Extracted records
────────
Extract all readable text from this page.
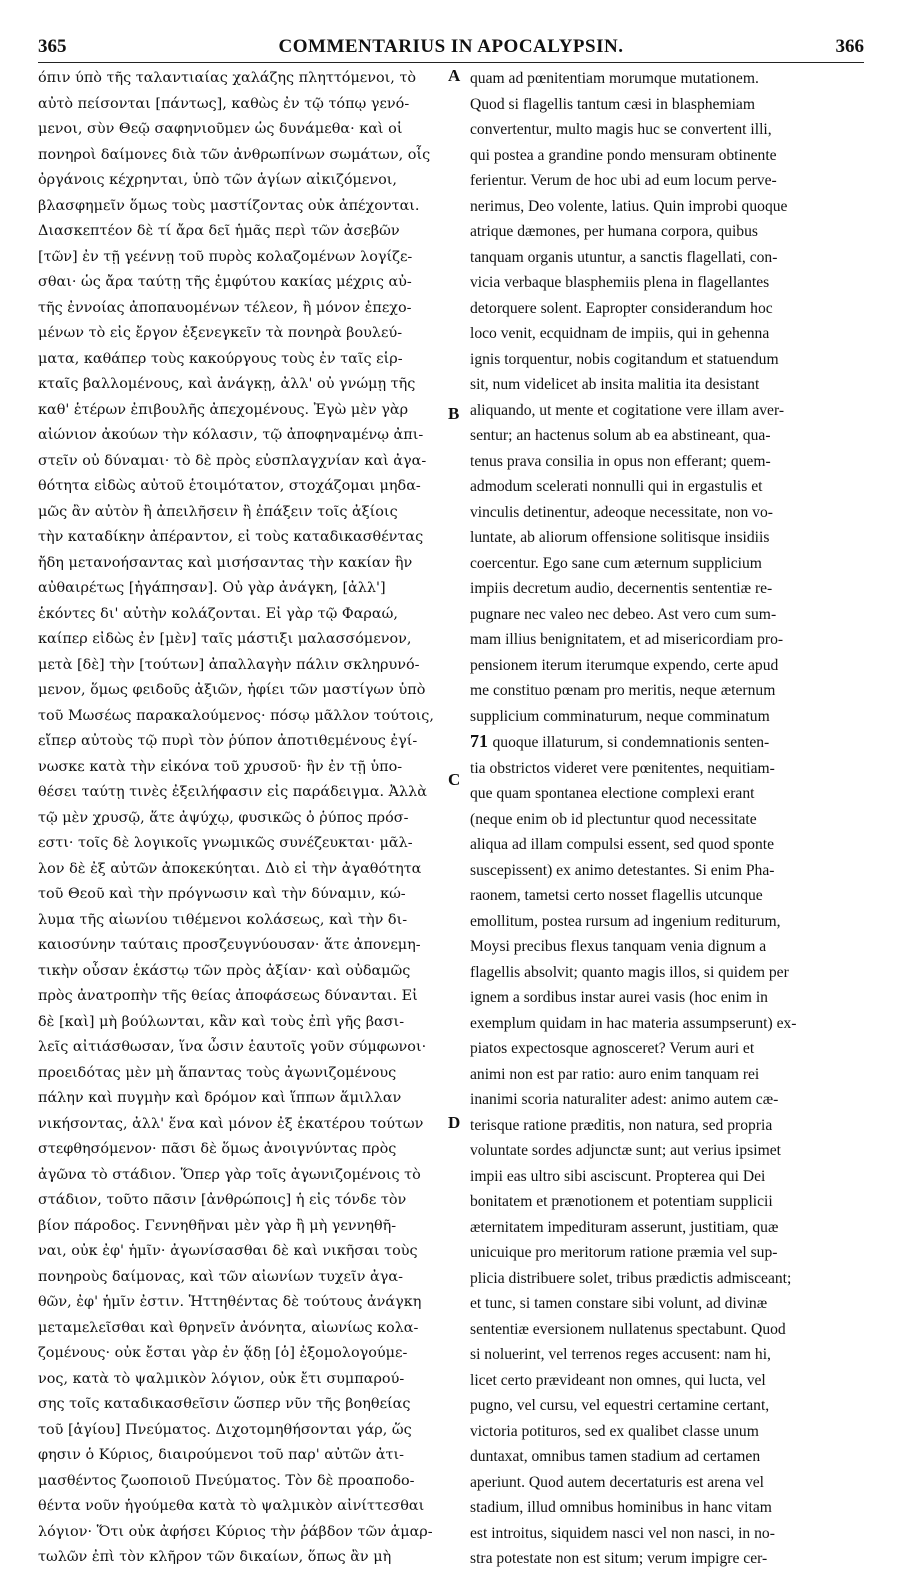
365	COMMENTARIUS IN APOCALYPSIN.	366
όπιν ύπὸ τῆς ταλαντιαίας χαλάζης πληττόμενοι, τὸ
αὐτὸ πείσονται [πάντως], καθὼς ἐν τῷ τόπῳ γενό-
μενοι, σὺν Θεῷ σαφηνιοῦμεν ὡς δυνάμεθα· καὶ οἱ
πονηροὶ δαίμονες διὰ τῶν ἀνθρωπίνων σωμάτων, οἷς
ὀργάνοις κέχρηνται, ὑπὸ τῶν ἁγίων αἰκιζόμενοι,
βλασφημεῖν ὅμως τοὺς μαστίζοντας οὐκ ἀπέχονται.
Διασκεπτέον δὲ τί ἄρα δεῖ ἡμᾶς περὶ τῶν ἀσεβῶν
[τῶν] ἐν τῇ γεέννῃ τοῦ πυρὸς κολαζομένων λογίζε-
σθαι· ὡς ἄρα ταύτῃ τῆς ἐμφύτου κακίας μέχρις αὐ-
τῆς ἐννοίας ἀποπαυομένων τέλεον, ἢ μόνον ἐπεχο-
μένων τὸ εἰς ἔργον ἐξενεγκεῖν τὰ πονηρὰ βουλεύ-
ματα, καθάπερ τοὺς κακούργους τοὺς ἐν ταῖς εἱρ-
κταῖς βαλλομένους, καὶ ἀνάγκῃ, ἀλλ' οὐ γνώμῃ τῆς
καθ' ἑτέρων ἐπιβουλῆς ἀπεχομένους. Ἐγὼ μὲν γὰρ
αἰώνιον ἀκούων τὴν κόλασιν, τῷ ἀποφηναμένῳ ἀπι-
στεῖν οὐ δύναμαι· τὸ δὲ πρὸς εὐσπλαγχνίαν καὶ ἀγα-
θότητα εἰδὼς αὐτοῦ ἑτοιμότατον, στοχάζομαι μηδα-
μῶς ἂν αὐτὸν ἢ ἀπειλῆσειν ἢ ἐπάξειν τοῖς ἀξίοις
τὴν καταδίκην ἀπέραντον, εἰ τοὺς καταδικασθέντας
ἤδη μετανοήσαντας καὶ μισήσαντας τὴν κακίαν ἣν
αὐθαιρέτως [ἠγάπησαν]. Οὐ γὰρ ἀνάγκη, [ἀλλ']
ἑκόντες δι' αὐτὴν κολάζονται. Εἰ γὰρ τῷ Φαραώ,
καίπερ εἰδὼς ἐν [μὲν] ταῖς μάστιξι μαλασσόμενον,
μετὰ [δὲ] τὴν [τούτων] ἀπαλλαγὴν πάλιν σκληρυνό-
μενον, ὅμως φειδοῦς ἀξιῶν, ἠφίει τῶν μαστίγων ὑπὸ
τοῦ Μωσέως παρακαλούμενος· πόσῳ μᾶλλον τούτοις,
εἴπερ αὐτοὺς τῷ πυρὶ τὸν ῥύπον ἀποτιθεμένους ἐγί-
νωσκε κατὰ τὴν εἰκόνα τοῦ χρυσοῦ· ἣν ἐν τῇ ὑπο-
θέσει ταύτῃ τινὲς ἐξειλήφασιν εἰς παράδειγμα. Ἀλλὰ
τῷ μὲν χρυσῷ, ἅτε ἀψύχῳ, φυσικῶς ὁ ῥύπος πρόσ-
εστι· τοῖς δὲ λογικοῖς γνωμικῶς συνέζευκται· μᾶλ-
λον δὲ ἐξ αὐτῶν ἀποκεκύηται. Διὸ εἰ τὴν ἀγαθότητα
τοῦ Θεοῦ καὶ τὴν πρόγνωσιν καὶ τὴν δύναμιν, κώ-
λυμα τῆς αἰωνίου τιθέμενοι κολάσεως, καὶ τὴν δι-
καιοσύνην ταύταις προσζευγνύουσαν· ἅτε ἀπονεμη-
τικὴν οὖσαν ἑκάστῳ τῶν πρὸς ἀξίαν· καὶ οὐδαμῶς
πρὸς ἀνατροπὴν τῆς θείας ἀποφάσεως δύνανται. Εἰ
δὲ [καὶ] μὴ βούλωνται, κἂν καὶ τοὺς ἐπὶ γῆς βασι-
λεῖς αἰτιάσθωσαν, ἵνα ὦσιν ἑαυτοῖς γοῦν σύμφωνοι·
προειδότας μὲν μὴ ἅπαντας τοὺς ἀγωνιζομένους
πάλην καὶ πυγμὴν καὶ δρόμον καὶ ἵππων ἅμιλλαν
νικήσοντας, ἀλλ' ἕνα καὶ μόνον ἐξ ἑκατέρου τούτων
στεφθησόμενον· πᾶσι δὲ ὅμως ἀνοιγνύντας πρὸς
ἀγῶνα τὸ στάδιον. Ὅπερ γὰρ τοῖς ἀγωνιζομένοις τὸ
στάδιον, τοῦτο πᾶσιν [ἀνθρώποις] ἡ εἰς τόνδε τὸν
βίον πάροδος. Γεννηθῆναι μὲν γὰρ ἢ μὴ γεννηθῆ-
ναι, οὐκ ἐφ' ἡμῖν· ἀγωνίσασθαι δὲ καὶ νικῆσαι τοὺς
πονηροὺς δαίμονας, καὶ τῶν αἰωνίων τυχεῖν ἀγα-
θῶν, ἐφ' ἡμῖν ἐστιν. Ἡττηθέντας δὲ τούτους ἀνάγκη
μεταμελεῖσθαι καὶ θρηνεῖν ἀνόνητα, αἰωνίως κολα-
ζομένους· οὐκ ἔσται γὰρ ἐν ᾅδῃ [ὁ] ἐξομολογούμε-
νος, κατὰ τὸ ψαλμικὸν λόγιον, οὐκ ἔτι συμπαρού-
σης τοῖς καταδικασθεῖσιν ὥσπερ νῦν τῆς βοηθείας
τοῦ [ἁγίου] Πνεύματος. Διχοτομηθήσονται γάρ, ὥς
φησιν ὁ Κύριος, διαιρούμενοι τοῦ παρ' αὐτῶν ἀτι-
μασθέντος ζωοποιοῦ Πνεύματος. Τὸν δὲ προαποδο-
θέντα νοῦν ἡγούμεθα κατὰ τὸ ψαλμικὸν αἰνίττεσθαι
λόγιον· Ὅτι οὐκ ἀφήσει Κύριος τὴν ῥάβδον τῶν ἁμαρ-
τωλῶν ἐπὶ τὸν κλῆρον τῶν δικαίων, ὅπως ἂν μὴ
quam ad pœnitentiam morumque mutationem.
Quod si flagellis tantum cæsi in blasphemiam
convertentur, multo magis huc se convertent illi,
qui postea a grandine pondo mensuram obtinente
ferientur. Verum de hoc ubi ad eum locum perve-
nerimus, Deo volente, latius. Quin improbi quoque
atrique dæmones, per humana corpora, quibus
tanquam organis utuntur, a sanctis flagellati, con-
vicia verbaque blasphemiis plena in flagellantes
detorquere solent. Eapropter considerandum hoc
loco venit, ecquidnam de impiis, qui in gehenna
ignis torquentur, nobis cogitandum et statuendum
sit, num videlicet ab insita malitia ita desistant
aliquando, ut mente et cogitatione vere illam aver-
sentur; an hactenus solum ab ea abstineant, qua-
tenus prava consilia in opus non efferant; quem-
admodum scelerati nonnulli qui in ergastulis et
vinculis detinentur, adeoque necessitate, non vo-
luntate, ab aliorum offensione solitisque insidiis
coercentur. Ego sane cum æternum supplicium
impiis decretum audio, decernentis sententiæ re-
pugnare nec valeo nec debeo. Ast vero cum sum-
mam illius benignitatem, et ad misericordiam pro-
pensionem iterum iterumque expendo, certe apud
me constituo pœnam pro meritis, neque æternum
supplicium comminaturum, neque comminatum
71 quoque illaturum, si condemnationis senten-
tia obstrictos videret vere pœnitentes, nequitiam-
que quam spontanea electione complexi erant
(neque enim ob id plectuntur quod necessitate
aliqua ad illam compulsi essent, sed quod sponte
suscepissent) ex animo detestantes. Si enim Pha-
raonem, tametsi certo nosset flagellis utcunque
emollitum, postea rursum ad ingenium rediturum,
Moysi precibus flexus tanquam venia dignum a
flagellis absolvit; quanto magis illos, si quidem per
ignem a sordibus instar aurei vasis (hoc enim in
exemplum quidam in hac materia assumpserunt) ex-
piatos expectosque agnosceret? Verum auri et
animi non est par ratio: auro enim tanquam rei
inanimi scoria naturaliter adest: animo autem cæ-
terisque ratione præditis, non natura, sed propria
voluntate sordes adjunctæ sunt; aut verius ipsimet
impii eas ultro sibi asciscunt. Propterea qui Dei
bonitatem et prænotionem et potentiam supplicii
æternitatem impedituram asserunt, justitiam, quæ
unicuique pro meritorum ratione præmia vel sup-
plicia distribuere solet, tribus prædictis admisceant;
et tunc, si tamen constare sibi volunt, ad divinæ
sententiæ eversionem nullatenus spectabunt. Quod
si noluerint, vel terrenos reges accusent: nam hi,
licet certo prævideant non omnes, qui lucta, vel
pugno, vel cursu, vel equestri certamine certant,
victoria potituros, sed ex qualibet classe unum
duntaxat, omnibus tamen stadium ad certamen
aperiunt. Quod autem decertaturis est arena vel
stadium, illud omnibus hominibus in hanc vitam
est introitus, siquidem nasci vel non nasci, in no-
stra potestate non est situm; verum impigre cer-
A
B
C
D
────────
Exercise brief
Pull out the lines above in which the word "animo" appears.

Written response
suscepissent) ex animo detestantes. Si enim Pha-
inanimi scoria naturaliter adest: animo autem cæ-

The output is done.